-- start of RECORDS PROVIDED --

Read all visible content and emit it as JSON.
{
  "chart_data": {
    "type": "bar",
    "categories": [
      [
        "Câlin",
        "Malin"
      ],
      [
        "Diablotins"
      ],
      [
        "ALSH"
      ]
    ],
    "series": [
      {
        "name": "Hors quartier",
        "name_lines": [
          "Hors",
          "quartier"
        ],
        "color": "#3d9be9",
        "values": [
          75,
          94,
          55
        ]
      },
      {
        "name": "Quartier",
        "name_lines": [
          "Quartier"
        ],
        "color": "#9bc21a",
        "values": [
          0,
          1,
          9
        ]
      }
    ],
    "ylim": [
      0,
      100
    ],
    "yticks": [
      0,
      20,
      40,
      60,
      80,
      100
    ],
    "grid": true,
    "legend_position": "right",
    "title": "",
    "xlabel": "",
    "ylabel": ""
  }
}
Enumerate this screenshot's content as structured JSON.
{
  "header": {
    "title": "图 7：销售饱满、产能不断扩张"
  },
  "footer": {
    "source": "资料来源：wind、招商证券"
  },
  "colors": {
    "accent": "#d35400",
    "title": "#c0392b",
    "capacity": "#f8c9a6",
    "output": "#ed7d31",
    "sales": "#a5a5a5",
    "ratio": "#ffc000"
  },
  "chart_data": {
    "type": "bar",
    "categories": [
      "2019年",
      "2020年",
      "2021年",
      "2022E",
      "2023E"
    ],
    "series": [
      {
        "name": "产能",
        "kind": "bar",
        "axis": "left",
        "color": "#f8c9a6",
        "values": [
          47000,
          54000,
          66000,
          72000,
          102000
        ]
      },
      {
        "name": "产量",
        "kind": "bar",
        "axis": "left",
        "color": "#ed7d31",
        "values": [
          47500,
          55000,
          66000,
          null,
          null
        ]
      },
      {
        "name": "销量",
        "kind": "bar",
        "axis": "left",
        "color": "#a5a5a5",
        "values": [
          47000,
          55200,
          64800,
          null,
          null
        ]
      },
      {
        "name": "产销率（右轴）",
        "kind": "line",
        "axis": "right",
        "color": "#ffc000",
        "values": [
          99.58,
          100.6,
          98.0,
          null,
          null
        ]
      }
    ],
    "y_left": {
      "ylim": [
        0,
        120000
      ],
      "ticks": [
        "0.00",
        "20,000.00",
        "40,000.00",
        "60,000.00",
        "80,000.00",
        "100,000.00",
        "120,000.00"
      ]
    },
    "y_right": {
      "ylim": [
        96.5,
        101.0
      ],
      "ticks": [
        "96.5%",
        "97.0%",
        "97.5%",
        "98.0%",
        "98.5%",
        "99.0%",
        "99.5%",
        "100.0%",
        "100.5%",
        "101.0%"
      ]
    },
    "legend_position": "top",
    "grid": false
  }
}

-- end of RECORDS PROVIDED --

- WRITTEN TASK -
Report how many lines in the listing include the word "JSON". Give nothing but the count.

- SOLUTION FOR THIS EXERCISE -
2